## [Given request 1]
From the blog post, reproduce word for word the stretch from "Sunday, December 16, 2007" through "really terribly complex.".
## [Given request 2]
Answer these questions about the blog post:
(a) How many more days of work does the writer have before the week off?
(b) What used up almost all of the writer's vacation time this year?
(c) What is the most complex thing the writer plans to do during the break?

## [Document segment]

+ + + + + + +

Happy Winter Solstice everyone. May you, too, look forward to the days of light ahead.

Sunday, December 16, 2007

The great slide into vacation mode

I have 4 more days of work before I'm off for a week. I really need the down time and I'm more aware of that than ever. Normally, I save enough vacation time to take the week before Christmas off, but this year, the dissertation trip ate up almost all of it. I'm in that mode of having some loose ends to tie up, but nothing major, and no motivation to work on or start anything big. There are things looming after the break, and I'm excited about them all, but I just can't make myself think about them too much before I'm going to hit a week of doing nothing. I really will do nothing over that time--at least nothing that requires brain energy. The most complex thing I plan to do is work jigsaw puzzles and play video games. There's holiday baking too, but that's not really terribly complex.

+ + + + + + +

## [Data provided]
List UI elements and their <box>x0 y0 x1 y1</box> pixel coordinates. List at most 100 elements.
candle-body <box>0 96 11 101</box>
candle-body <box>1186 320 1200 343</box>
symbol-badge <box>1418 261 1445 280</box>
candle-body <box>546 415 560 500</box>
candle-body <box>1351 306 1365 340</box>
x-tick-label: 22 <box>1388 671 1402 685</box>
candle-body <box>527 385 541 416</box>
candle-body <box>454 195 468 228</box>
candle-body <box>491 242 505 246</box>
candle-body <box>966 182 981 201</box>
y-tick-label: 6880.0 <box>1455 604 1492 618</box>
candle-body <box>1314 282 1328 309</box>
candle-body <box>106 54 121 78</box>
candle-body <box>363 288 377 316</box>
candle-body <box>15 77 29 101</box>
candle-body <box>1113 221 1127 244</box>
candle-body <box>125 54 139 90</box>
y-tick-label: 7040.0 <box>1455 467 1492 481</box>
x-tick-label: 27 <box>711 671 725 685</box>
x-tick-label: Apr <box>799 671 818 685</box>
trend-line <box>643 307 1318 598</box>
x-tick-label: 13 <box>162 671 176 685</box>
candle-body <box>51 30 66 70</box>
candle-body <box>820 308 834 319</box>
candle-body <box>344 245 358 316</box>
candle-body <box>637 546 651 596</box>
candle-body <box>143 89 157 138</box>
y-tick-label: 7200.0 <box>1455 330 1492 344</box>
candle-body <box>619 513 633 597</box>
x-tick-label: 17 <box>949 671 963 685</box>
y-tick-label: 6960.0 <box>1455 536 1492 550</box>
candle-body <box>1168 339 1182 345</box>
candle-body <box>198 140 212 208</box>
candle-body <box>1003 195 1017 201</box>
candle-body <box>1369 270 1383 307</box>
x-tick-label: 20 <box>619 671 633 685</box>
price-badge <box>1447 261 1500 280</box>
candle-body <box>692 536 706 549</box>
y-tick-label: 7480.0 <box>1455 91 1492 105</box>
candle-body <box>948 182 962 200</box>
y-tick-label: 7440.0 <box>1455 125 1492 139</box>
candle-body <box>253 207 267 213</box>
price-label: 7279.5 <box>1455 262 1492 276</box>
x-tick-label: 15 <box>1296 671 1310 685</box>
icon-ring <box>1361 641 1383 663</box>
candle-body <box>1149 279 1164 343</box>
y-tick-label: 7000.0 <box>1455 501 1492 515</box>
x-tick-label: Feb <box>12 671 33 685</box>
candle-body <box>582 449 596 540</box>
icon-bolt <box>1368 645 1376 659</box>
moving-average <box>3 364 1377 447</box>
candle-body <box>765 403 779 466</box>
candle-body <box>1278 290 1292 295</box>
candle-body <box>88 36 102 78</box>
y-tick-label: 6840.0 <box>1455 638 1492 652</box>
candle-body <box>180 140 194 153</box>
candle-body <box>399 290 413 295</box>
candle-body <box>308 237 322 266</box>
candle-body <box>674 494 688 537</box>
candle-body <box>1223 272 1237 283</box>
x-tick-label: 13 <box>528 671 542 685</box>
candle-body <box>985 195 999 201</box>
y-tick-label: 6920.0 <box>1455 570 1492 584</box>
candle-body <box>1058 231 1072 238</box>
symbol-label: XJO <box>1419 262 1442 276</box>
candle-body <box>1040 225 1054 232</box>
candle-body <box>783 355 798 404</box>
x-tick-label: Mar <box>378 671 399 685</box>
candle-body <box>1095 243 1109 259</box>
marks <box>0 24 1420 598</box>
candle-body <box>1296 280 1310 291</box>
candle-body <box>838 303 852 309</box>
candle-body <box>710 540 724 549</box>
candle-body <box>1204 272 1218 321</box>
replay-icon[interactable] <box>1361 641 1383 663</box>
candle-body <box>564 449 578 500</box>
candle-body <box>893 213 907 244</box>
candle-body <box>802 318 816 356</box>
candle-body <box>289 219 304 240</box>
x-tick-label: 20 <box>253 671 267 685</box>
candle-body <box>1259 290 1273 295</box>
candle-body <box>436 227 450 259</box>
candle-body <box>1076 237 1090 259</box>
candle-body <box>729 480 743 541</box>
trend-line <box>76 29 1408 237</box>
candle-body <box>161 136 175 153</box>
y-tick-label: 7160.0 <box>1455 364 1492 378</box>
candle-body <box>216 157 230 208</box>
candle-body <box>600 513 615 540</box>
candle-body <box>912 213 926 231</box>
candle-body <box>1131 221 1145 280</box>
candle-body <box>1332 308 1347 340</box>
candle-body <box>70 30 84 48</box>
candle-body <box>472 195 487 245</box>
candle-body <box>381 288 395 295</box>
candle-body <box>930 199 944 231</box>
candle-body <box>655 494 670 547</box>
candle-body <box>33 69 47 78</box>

+ + + + + + +

## [Result 1]
Sunday, December 16, 2007

The great slide into vacation mode

I have 4 more days of work before I'm off for a week. I really need the down time and I'm more aware of that than ever. Normally, I save enough vacation time to take the week before Christmas off, but this year, the dissertation trip ate up almost all of it. I'm in that mode of having some loose ends to tie up, but nothing major, and no motivation to work on or start anything big. There are things looming after the break, and I'm excited about them all, but I just can't make myself think about them too much before I'm going to hit a week of doing nothing. I really will do nothing over that time--at least nothing that requires brain energy. The most complex thing I plan to do is work jigsaw puzzles and play video games. There's holiday baking too, but that's not really terribly complex.

## [Result 2]
(a) 4 days
(b) The dissertation trip
(c) Work jigsaw puzzles and play video games